Zürich d. 6. Mai 1850.
Werther Freund!
Zuvörderst meine besten Glückwünsche zu Deiner Doppelwahl1; ich vereinige sie mit denjenigen des souveränen Volks. Es wird Dir zwar seltsam vorkommen, daß Du neben Treichler2 durch 3. Scrut. wandern mußtest; indeß darf es Dich nach Allem, was ich gehört habe, persönlich durchaus nicht affiziren. Ullmer soll in der Vorversammlung etwas barsch mit einzelnen Ungeladnen umgegangen sein &. dieß soll dann die Folge gehabt haben, daß Jene nun alles Mögliche thaten, um ihren Candidaten Treichler auf recht eklatante Art hervorzusetzen, ohne daß die Opposition eigentlich Deiner Person gegolten hätte. Die Partei Treichlers bestand hauptsächlich aus Arbeitern &. Schullehrern, beide sehnsüchtig auf die Progressivsteuer &. allerlei materielle Erleichterungen blickend &. von Treichler die Messiasrolle erwartend. Die Täuschung dürfte für Herrn Treichler selbst | am schlimmsten ausfallen, wenn er nicht sehr viel Talent &. Staatsklugheit besitzt, was ich ihm in beiden Richtungen nicht im höchsten Maße zutraue. – Im übrigen bestätigt Dir dieß vielleicht, daß ich im Schönegg wahr zu Dir gesprochen, als ich sagte, Du werdest Deine Stützen im Mittelstand finden &. weiter nach unten schwerlich je viel Boden bekommen. –
Mit den Wahlen dürfen wir sonst im höchsten Grade zufrieden sein; tüchtige frische Kräfte für uns, die Gegner vor &. nicht mehr hinter der Front. Spyri3 ist auf dem Gnadenkärrlein, nachdem er etwa durch 40. Scrutinien durchgeschleppt worden, endlich am Schwanz der 12. hereingekommen mit Beihülfe der Liberalen &. der eig. Burgerschaft. Die Vornehmen wollten nichts von ihm wissen.

***

Führe den Brief über die Zürcher Wahlen im Anschluss an seinen letzten Satz fort. Die Auflistung stammt aus einer anderen Quelle.

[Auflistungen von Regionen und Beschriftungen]
***

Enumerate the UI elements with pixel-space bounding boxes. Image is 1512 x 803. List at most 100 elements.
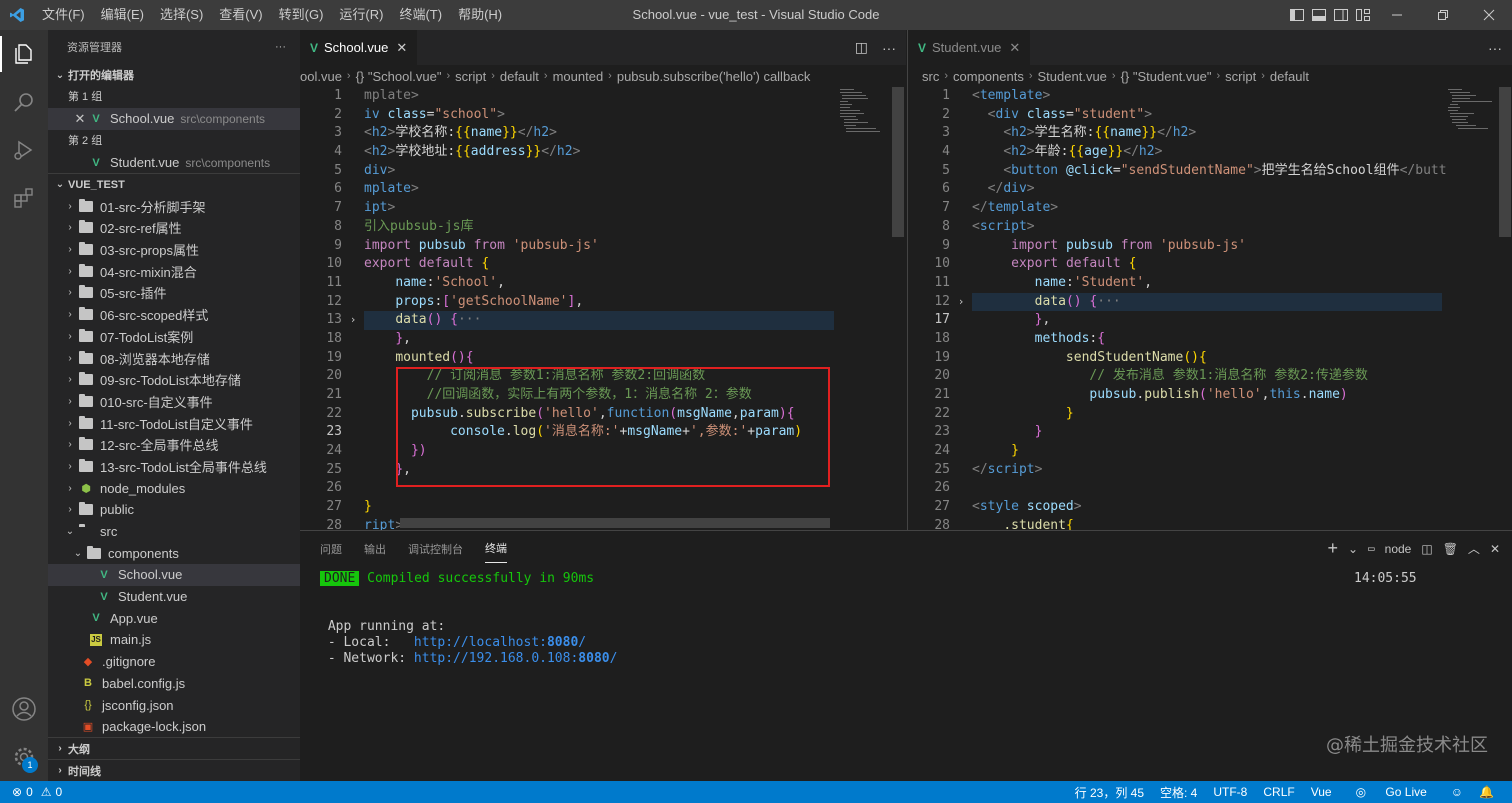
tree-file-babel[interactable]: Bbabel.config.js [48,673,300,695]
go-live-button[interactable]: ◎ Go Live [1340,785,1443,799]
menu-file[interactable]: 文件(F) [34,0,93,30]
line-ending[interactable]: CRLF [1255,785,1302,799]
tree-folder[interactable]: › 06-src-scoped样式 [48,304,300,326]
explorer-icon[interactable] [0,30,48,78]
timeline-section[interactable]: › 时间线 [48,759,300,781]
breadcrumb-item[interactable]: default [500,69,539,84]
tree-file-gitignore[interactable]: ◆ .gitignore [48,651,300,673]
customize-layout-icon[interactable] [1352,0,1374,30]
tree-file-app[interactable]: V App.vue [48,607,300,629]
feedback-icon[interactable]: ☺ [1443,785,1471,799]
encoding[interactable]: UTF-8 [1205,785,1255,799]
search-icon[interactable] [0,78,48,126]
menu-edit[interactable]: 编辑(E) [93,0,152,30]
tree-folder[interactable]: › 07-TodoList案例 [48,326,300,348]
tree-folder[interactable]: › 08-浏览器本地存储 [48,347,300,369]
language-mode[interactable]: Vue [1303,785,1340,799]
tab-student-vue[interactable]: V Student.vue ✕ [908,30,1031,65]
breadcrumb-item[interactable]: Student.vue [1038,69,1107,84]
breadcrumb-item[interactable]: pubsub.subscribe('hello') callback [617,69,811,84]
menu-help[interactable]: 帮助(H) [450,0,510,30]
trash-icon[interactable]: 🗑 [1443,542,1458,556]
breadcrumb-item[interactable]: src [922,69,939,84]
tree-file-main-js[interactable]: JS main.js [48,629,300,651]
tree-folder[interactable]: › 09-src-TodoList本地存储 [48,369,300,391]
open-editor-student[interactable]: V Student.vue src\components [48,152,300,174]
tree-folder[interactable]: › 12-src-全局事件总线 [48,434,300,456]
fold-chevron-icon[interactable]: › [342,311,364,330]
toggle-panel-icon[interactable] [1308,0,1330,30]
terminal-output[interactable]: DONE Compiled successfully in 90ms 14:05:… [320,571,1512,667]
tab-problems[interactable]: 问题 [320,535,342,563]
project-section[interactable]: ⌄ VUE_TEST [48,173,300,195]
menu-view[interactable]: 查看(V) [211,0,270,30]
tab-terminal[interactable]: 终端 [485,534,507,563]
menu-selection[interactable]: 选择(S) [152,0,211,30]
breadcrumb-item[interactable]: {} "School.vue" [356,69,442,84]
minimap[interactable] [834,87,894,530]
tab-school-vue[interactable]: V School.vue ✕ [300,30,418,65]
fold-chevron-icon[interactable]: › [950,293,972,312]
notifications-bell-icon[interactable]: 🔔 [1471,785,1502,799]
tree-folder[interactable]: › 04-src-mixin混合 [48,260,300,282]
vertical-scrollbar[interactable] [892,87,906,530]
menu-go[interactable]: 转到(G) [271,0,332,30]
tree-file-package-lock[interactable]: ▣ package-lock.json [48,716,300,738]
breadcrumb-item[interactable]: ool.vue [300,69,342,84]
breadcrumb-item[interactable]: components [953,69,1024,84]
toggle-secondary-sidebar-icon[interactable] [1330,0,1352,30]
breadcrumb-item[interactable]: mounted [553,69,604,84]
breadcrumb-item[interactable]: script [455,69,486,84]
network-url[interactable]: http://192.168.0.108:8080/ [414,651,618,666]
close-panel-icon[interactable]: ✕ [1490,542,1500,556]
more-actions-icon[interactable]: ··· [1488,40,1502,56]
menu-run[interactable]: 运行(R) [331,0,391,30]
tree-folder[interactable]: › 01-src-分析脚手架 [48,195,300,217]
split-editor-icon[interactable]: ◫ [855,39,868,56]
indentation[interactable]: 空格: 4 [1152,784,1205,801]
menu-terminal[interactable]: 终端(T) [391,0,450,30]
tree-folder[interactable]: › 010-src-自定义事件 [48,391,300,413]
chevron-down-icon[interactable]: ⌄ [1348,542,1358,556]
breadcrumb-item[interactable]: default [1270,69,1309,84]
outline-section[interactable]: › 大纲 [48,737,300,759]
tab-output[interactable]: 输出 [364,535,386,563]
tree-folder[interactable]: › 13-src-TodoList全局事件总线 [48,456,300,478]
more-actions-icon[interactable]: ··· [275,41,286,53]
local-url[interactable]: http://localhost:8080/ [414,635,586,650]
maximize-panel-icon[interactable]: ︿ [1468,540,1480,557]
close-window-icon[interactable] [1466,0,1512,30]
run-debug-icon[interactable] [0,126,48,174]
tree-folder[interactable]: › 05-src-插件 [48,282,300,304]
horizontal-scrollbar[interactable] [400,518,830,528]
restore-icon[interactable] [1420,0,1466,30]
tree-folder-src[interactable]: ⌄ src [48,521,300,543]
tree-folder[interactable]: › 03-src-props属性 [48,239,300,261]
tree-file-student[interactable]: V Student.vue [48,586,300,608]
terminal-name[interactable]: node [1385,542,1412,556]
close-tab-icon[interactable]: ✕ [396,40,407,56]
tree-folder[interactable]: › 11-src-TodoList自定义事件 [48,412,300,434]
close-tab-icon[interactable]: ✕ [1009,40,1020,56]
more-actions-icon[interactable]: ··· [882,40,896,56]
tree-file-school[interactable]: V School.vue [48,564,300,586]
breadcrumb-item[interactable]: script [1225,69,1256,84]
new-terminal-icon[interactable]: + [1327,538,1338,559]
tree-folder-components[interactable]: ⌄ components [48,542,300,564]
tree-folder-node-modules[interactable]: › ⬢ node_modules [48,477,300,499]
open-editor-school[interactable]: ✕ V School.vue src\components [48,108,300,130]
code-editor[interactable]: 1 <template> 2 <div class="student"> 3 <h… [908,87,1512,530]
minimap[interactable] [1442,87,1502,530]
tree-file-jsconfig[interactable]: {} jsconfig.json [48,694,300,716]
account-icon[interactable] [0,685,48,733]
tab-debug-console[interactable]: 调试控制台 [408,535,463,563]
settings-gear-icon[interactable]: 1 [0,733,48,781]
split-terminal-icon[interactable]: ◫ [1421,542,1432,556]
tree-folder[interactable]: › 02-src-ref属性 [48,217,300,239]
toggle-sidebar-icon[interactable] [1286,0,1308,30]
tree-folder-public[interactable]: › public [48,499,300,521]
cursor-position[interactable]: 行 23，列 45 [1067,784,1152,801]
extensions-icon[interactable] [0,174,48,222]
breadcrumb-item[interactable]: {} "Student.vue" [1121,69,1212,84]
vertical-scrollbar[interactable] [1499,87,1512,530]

***

▸ ANTWORT
In Riesbach wurden die Liberalen übertölpelt, sie setzten bloß 5. Candidaten durch, die 2. letzten unter Schmerzen (Bürgi4 &. Ernst5).
Die Bezirke Affoltern &. Meilen sind ganz sauber. – Die Affolter waren über meine Rückkehr hoch erfreut &. brachten mir am Abend sogar einen – Fackelzug!, ein in der Chronik von Affoltern | unerhörtes Ereigniß, natürlich mit obligatem Gesang &. nebst einem kleinen Lustfeuerwerk. Der Abend war wirklich prächtig, ich wurde von Liebe wahrhaft überschüttet &. das Heiterste an der Sache war das, daß die Konservativen, trotzdem daß ich in der Kirche gut deutsch mit ihnen gesprochen, von den Vordersten unter jenen Theilnehmern waren. Wenn wir um 11. Uhr noch zu wählen [gehabt?] hätten, so hätten wir unfehlbar 4 total Rothe6 gewählt – ganz einmüthig. Die Konservativen waren hoch erfreut, bei dieser Gelegenheit wieder mit uns sich vereinigen zu können, sie schwuren &. sangen förmlich Treue. – Oberst Brunner7 drang nicht mehr durch (wegen seines Rückzugs am Rotherberg8), die Soldaten erklärten, er habe sie um ihren Ruhm gebracht. Statt seiner wurde Hptmann Schneebeli9, Enkel des ao 4. hingerichteten Schneebeli10, gewählt, ein treuer &. entschiedner Mann.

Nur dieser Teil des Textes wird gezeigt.